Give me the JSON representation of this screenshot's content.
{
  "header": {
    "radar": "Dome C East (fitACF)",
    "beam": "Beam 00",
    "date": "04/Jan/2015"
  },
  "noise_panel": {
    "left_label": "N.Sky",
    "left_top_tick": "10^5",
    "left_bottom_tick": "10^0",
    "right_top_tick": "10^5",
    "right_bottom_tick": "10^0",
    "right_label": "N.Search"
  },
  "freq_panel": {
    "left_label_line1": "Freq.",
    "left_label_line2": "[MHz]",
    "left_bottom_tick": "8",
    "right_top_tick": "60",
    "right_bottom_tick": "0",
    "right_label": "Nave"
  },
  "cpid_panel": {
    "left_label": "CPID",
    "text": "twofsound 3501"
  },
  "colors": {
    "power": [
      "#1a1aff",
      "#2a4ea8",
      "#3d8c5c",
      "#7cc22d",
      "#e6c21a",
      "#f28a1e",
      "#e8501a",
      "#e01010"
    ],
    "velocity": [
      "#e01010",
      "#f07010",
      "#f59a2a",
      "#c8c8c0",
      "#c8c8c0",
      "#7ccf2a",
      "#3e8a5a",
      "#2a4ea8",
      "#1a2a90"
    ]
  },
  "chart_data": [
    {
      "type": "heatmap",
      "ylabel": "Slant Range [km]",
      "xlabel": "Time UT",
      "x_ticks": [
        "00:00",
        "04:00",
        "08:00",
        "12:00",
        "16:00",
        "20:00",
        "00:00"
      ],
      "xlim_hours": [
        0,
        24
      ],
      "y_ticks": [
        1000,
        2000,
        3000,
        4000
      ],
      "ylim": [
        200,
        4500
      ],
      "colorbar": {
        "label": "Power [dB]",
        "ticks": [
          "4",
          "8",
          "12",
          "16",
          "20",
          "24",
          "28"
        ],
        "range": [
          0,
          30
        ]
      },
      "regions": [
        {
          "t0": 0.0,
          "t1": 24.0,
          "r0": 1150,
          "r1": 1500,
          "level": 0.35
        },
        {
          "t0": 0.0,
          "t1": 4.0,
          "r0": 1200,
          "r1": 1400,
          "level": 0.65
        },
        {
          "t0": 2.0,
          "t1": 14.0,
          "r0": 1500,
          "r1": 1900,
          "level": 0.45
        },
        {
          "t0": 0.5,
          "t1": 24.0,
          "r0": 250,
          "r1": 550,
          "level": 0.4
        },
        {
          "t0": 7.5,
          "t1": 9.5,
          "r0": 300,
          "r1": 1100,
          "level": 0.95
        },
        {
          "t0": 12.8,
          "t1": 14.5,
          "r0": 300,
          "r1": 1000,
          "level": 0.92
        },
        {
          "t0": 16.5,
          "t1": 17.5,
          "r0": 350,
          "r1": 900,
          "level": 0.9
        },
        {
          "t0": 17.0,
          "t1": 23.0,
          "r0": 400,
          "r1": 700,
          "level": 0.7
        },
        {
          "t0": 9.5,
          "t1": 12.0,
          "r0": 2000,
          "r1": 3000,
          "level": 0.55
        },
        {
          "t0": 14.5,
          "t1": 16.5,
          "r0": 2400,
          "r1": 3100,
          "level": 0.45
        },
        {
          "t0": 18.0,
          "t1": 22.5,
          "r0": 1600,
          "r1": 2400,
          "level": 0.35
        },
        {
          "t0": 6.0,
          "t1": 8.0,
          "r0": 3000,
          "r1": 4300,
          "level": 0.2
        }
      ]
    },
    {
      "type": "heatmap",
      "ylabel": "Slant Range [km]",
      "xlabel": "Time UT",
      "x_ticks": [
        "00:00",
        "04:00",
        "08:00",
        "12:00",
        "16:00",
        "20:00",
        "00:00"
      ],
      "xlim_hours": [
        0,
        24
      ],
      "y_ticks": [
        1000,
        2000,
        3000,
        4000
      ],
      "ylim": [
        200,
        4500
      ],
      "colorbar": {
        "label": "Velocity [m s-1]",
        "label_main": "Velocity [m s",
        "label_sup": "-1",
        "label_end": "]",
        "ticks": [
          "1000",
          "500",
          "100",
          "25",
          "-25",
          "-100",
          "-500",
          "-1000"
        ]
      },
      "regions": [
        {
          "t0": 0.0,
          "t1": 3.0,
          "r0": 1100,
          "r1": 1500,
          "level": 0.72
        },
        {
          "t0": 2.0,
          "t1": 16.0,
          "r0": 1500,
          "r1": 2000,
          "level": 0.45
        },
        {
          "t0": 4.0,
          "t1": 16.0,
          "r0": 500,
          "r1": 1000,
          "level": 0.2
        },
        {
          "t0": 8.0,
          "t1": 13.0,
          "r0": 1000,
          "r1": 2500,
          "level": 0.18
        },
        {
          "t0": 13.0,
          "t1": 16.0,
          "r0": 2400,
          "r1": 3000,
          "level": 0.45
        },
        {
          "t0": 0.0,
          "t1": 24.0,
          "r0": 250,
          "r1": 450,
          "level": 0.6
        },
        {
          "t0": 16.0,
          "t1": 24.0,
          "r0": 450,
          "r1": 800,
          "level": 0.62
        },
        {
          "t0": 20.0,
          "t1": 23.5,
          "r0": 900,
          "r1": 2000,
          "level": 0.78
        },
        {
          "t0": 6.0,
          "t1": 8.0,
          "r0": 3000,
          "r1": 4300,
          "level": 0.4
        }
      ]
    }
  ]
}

^^^^

[Work to do]
Output the records verbatim, from the first line to the last.

[Solution below]
Give me the JSON representation of this screenshot's content.
{
  "header": {
    "radar": "Dome C East (fitACF)",
    "beam": "Beam 00",
    "date": "04/Jan/2015"
  },
  "noise_panel": {
    "left_label": "N.Sky",
    "left_top_tick": "10^5",
    "left_bottom_tick": "10^0",
    "right_top_tick": "10^5",
    "right_bottom_tick": "10^0",
    "right_label": "N.Search"
  },
  "freq_panel": {
    "left_label_line1": "Freq.",
    "left_label_line2": "[MHz]",
    "left_bottom_tick": "8",
    "right_top_tick": "60",
    "right_bottom_tick": "0",
    "right_label": "Nave"
  },
  "cpid_panel": {
    "left_label": "CPID",
    "text": "twofsound 3501"
  },
  "colors": {
    "power": [
      "#1a1aff",
      "#2a4ea8",
      "#3d8c5c",
      "#7cc22d",
      "#e6c21a",
      "#f28a1e",
      "#e8501a",
      "#e01010"
    ],
    "velocity": [
      "#e01010",
      "#f07010",
      "#f59a2a",
      "#c8c8c0",
      "#c8c8c0",
      "#7ccf2a",
      "#3e8a5a",
      "#2a4ea8",
      "#1a2a90"
    ]
  },
  "chart_data": [
    {
      "type": "heatmap",
      "ylabel": "Slant Range [km]",
      "xlabel": "Time UT",
      "x_ticks": [
        "00:00",
        "04:00",
        "08:00",
        "12:00",
        "16:00",
        "20:00",
        "00:00"
      ],
      "xlim_hours": [
        0,
        24
      ],
      "y_ticks": [
        1000,
        2000,
        3000,
        4000
      ],
      "ylim": [
        200,
        4500
      ],
      "colorbar": {
        "label": "Power [dB]",
        "ticks": [
          "4",
          "8",
          "12",
          "16",
          "20",
          "24",
          "28"
        ],
        "range": [
          0,
          30
        ]
      },
      "regions": [
        {
          "t0": 0.0,
          "t1": 24.0,
          "r0": 1150,
          "r1": 1500,
          "level": 0.35
        },
        {
          "t0": 0.0,
          "t1": 4.0,
          "r0": 1200,
          "r1": 1400,
          "level": 0.65
        },
        {
          "t0": 2.0,
          "t1": 14.0,
          "r0": 1500,
          "r1": 1900,
          "level": 0.45
        },
        {
          "t0": 0.5,
          "t1": 24.0,
          "r0": 250,
          "r1": 550,
          "level": 0.4
        },
        {
          "t0": 7.5,
          "t1": 9.5,
          "r0": 300,
          "r1": 1100,
          "level": 0.95
        },
        {
          "t0": 12.8,
          "t1": 14.5,
          "r0": 300,
          "r1": 1000,
          "level": 0.92
        },
        {
          "t0": 16.5,
          "t1": 17.5,
          "r0": 350,
          "r1": 900,
          "level": 0.9
        },
        {
          "t0": 17.0,
          "t1": 23.0,
          "r0": 400,
          "r1": 700,
          "level": 0.7
        },
        {
          "t0": 9.5,
          "t1": 12.0,
          "r0": 2000,
          "r1": 3000,
          "level": 0.55
        },
        {
          "t0": 14.5,
          "t1": 16.5,
          "r0": 2400,
          "r1": 3100,
          "level": 0.45
        },
        {
          "t0": 18.0,
          "t1": 22.5,
          "r0": 1600,
          "r1": 2400,
          "level": 0.35
        },
        {
          "t0": 6.0,
          "t1": 8.0,
          "r0": 3000,
          "r1": 4300,
          "level": 0.2
        }
      ]
    },
    {
      "type": "heatmap",
      "ylabel": "Slant Range [km]",
      "xlabel": "Time UT",
      "x_ticks": [
        "00:00",
        "04:00",
        "08:00",
        "12:00",
        "16:00",
        "20:00",
        "00:00"
      ],
      "xlim_hours": [
        0,
        24
      ],
      "y_ticks": [
        1000,
        2000,
        3000,
        4000
      ],
      "ylim": [
        200,
        4500
      ],
      "colorbar": {
        "label": "Velocity [m s-1]",
        "label_main": "Velocity [m s",
        "label_sup": "-1",
        "label_end": "]",
        "ticks": [
          "1000",
          "500",
          "100",
          "25",
          "-25",
          "-100",
          "-500",
          "-1000"
        ]
      },
      "regions": [
        {
          "t0": 0.0,
          "t1": 3.0,
          "r0": 1100,
          "r1": 1500,
          "level": 0.72
        },
        {
          "t0": 2.0,
          "t1": 16.0,
          "r0": 1500,
          "r1": 2000,
          "level": 0.45
        },
        {
          "t0": 4.0,
          "t1": 16.0,
          "r0": 500,
          "r1": 1000,
          "level": 0.2
        },
        {
          "t0": 8.0,
          "t1": 13.0,
          "r0": 1000,
          "r1": 2500,
          "level": 0.18
        },
        {
          "t0": 13.0,
          "t1": 16.0,
          "r0": 2400,
          "r1": 3000,
          "level": 0.45
        },
        {
          "t0": 0.0,
          "t1": 24.0,
          "r0": 250,
          "r1": 450,
          "level": 0.6
        },
        {
          "t0": 16.0,
          "t1": 24.0,
          "r0": 450,
          "r1": 800,
          "level": 0.62
        },
        {
          "t0": 20.0,
          "t1": 23.5,
          "r0": 900,
          "r1": 2000,
          "level": 0.78
        },
        {
          "t0": 6.0,
          "t1": 8.0,
          "r0": 3000,
          "r1": 4300,
          "level": 0.4
        }
      ]
    }
  ]
}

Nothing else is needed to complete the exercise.